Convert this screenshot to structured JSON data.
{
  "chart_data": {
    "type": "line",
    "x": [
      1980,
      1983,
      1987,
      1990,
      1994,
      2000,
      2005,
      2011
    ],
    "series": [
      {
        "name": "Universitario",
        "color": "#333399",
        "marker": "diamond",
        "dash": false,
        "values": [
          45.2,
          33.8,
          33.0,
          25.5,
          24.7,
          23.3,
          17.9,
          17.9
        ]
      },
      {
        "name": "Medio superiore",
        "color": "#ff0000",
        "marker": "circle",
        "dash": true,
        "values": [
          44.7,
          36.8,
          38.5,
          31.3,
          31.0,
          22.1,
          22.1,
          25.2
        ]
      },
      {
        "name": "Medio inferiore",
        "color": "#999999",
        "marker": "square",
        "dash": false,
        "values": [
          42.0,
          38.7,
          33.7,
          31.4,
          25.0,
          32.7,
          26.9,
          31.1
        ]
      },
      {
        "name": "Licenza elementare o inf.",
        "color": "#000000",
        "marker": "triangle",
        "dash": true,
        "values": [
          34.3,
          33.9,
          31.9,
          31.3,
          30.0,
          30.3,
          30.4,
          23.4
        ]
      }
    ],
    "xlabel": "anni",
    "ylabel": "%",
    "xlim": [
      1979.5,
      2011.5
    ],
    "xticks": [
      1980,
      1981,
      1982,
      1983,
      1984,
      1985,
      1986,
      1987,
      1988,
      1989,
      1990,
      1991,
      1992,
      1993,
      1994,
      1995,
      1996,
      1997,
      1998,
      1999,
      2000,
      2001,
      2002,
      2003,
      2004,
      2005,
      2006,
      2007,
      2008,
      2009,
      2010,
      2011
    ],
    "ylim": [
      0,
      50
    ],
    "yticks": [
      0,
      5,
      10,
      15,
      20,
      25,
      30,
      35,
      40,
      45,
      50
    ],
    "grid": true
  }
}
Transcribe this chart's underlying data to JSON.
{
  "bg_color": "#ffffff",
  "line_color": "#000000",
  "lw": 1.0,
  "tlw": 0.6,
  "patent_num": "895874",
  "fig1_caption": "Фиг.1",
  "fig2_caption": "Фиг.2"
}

• **What you should do**:
Extract all the entries word for word.

• **Reply**:
Convert this screenshot to structured JSON data.
{
  "chart_data": {
    "type": "line",
    "x": [
      1980,
      1983,
      1987,
      1990,
      1994,
      2000,
      2005,
      2011
    ],
    "series": [
      {
        "name": "Universitario",
        "color": "#333399",
        "marker": "diamond",
        "dash": false,
        "values": [
          45.2,
          33.8,
          33.0,
          25.5,
          24.7,
          23.3,
          17.9,
          17.9
        ]
      },
      {
        "name": "Medio superiore",
        "color": "#ff0000",
        "marker": "circle",
        "dash": true,
        "values": [
          44.7,
          36.8,
          38.5,
          31.3,
          31.0,
          22.1,
          22.1,
          25.2
        ]
      },
      {
        "name": "Medio inferiore",
        "color": "#999999",
        "marker": "square",
        "dash": false,
        "values": [
          42.0,
          38.7,
          33.7,
          31.4,
          25.0,
          32.7,
          26.9,
          31.1
        ]
      },
      {
        "name": "Licenza elementare o inf.",
        "color": "#000000",
        "marker": "triangle",
        "dash": true,
        "values": [
          34.3,
          33.9,
          31.9,
          31.3,
          30.0,
          30.3,
          30.4,
          23.4
        ]
      }
    ],
    "xlabel": "anni",
    "ylabel": "%",
    "xlim": [
      1979.5,
      2011.5
    ],
    "xticks": [
      1980,
      1981,
      1982,
      1983,
      1984,
      1985,
      1986,
      1987,
      1988,
      1989,
      1990,
      1991,
      1992,
      1993,
      1994,
      1995,
      1996,
      1997,
      1998,
      1999,
      2000,
      2001,
      2002,
      2003,
      2004,
      2005,
      2006,
      2007,
      2008,
      2009,
      2010,
      2011
    ],
    "ylim": [
      0,
      50
    ],
    "yticks": [
      0,
      5,
      10,
      15,
      20,
      25,
      30,
      35,
      40,
      45,
      50
    ],
    "grid": true
  }
}
Transcribe this chart's underlying data to JSON.
{
  "bg_color": "#ffffff",
  "line_color": "#000000",
  "lw": 1.0,
  "tlw": 0.6,
  "patent_num": "895874",
  "fig1_caption": "Фиг.1",
  "fig2_caption": "Фиг.2"
}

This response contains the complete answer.